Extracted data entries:
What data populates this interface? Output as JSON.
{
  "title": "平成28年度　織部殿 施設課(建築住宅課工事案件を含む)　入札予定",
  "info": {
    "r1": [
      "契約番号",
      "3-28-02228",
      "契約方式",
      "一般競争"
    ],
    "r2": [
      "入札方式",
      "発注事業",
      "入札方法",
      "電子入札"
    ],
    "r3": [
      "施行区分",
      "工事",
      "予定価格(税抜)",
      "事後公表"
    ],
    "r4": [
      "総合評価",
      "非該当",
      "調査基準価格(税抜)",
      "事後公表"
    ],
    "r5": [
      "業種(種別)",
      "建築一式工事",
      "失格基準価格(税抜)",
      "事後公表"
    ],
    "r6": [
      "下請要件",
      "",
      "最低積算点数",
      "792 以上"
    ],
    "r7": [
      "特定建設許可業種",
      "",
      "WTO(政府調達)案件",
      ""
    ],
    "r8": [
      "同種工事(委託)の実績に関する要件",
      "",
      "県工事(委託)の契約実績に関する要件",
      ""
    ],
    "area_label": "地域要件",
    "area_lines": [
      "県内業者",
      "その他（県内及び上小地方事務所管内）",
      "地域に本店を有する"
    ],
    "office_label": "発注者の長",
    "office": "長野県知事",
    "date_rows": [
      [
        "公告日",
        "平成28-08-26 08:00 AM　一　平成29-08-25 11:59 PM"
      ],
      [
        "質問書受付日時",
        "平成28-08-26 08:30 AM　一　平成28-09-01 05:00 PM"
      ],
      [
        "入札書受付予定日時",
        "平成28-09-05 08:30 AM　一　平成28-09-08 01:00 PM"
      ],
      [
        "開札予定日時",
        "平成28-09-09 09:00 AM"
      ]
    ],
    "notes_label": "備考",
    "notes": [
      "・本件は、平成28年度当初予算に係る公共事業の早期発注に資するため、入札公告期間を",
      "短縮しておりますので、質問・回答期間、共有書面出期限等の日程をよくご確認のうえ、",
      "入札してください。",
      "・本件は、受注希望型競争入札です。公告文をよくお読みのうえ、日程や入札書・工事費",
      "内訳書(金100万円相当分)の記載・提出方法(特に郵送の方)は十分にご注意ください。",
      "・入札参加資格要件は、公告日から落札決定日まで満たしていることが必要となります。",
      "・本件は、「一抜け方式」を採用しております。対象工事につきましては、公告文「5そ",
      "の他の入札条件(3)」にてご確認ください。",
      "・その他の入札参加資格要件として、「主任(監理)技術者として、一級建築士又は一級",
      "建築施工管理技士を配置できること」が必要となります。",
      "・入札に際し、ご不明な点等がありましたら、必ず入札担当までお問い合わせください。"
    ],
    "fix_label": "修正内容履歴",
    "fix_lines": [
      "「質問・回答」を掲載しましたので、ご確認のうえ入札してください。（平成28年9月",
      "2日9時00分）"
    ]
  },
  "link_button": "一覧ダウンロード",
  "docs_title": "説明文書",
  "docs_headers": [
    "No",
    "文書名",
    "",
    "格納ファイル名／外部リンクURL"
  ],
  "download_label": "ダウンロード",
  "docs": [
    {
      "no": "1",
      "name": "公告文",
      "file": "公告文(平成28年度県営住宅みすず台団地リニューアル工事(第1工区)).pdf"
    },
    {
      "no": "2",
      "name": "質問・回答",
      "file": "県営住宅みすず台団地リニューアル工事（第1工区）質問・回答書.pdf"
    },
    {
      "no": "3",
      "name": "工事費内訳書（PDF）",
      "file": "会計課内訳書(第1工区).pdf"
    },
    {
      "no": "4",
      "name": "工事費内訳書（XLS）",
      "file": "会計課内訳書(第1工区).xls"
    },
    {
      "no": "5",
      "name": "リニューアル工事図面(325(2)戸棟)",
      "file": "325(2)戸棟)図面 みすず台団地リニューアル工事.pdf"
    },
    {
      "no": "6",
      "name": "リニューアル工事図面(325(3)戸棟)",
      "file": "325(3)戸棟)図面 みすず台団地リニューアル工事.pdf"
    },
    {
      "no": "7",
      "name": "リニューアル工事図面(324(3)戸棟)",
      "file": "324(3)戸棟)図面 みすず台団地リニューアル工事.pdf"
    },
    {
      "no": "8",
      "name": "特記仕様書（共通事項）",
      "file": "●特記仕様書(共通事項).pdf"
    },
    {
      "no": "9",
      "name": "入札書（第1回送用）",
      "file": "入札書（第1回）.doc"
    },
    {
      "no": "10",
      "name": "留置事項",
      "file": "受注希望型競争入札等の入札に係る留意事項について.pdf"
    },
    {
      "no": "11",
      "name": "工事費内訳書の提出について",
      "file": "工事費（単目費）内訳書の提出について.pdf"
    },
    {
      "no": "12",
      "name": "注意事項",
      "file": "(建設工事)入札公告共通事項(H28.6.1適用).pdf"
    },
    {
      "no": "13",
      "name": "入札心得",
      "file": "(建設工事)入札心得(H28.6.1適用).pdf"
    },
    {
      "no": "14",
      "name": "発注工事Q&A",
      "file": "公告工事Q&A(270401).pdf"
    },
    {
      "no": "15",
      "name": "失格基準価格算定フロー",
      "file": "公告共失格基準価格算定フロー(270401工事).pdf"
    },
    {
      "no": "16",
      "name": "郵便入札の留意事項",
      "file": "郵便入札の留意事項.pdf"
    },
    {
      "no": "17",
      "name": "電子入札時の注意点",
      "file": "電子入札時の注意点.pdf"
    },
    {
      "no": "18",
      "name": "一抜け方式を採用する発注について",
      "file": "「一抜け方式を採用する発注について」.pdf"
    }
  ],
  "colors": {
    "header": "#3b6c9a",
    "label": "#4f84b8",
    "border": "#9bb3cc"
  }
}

▶ [EXERCISE TASK]:
From the listing above, pick out each line where the word "建設工事" appears.

▶ [REPLY]:
      "file": "(建設工事)入札公告共通事項(H28.6.1適用).pdf"
      "file": "(建設工事)入札心得(H28.6.1適用).pdf"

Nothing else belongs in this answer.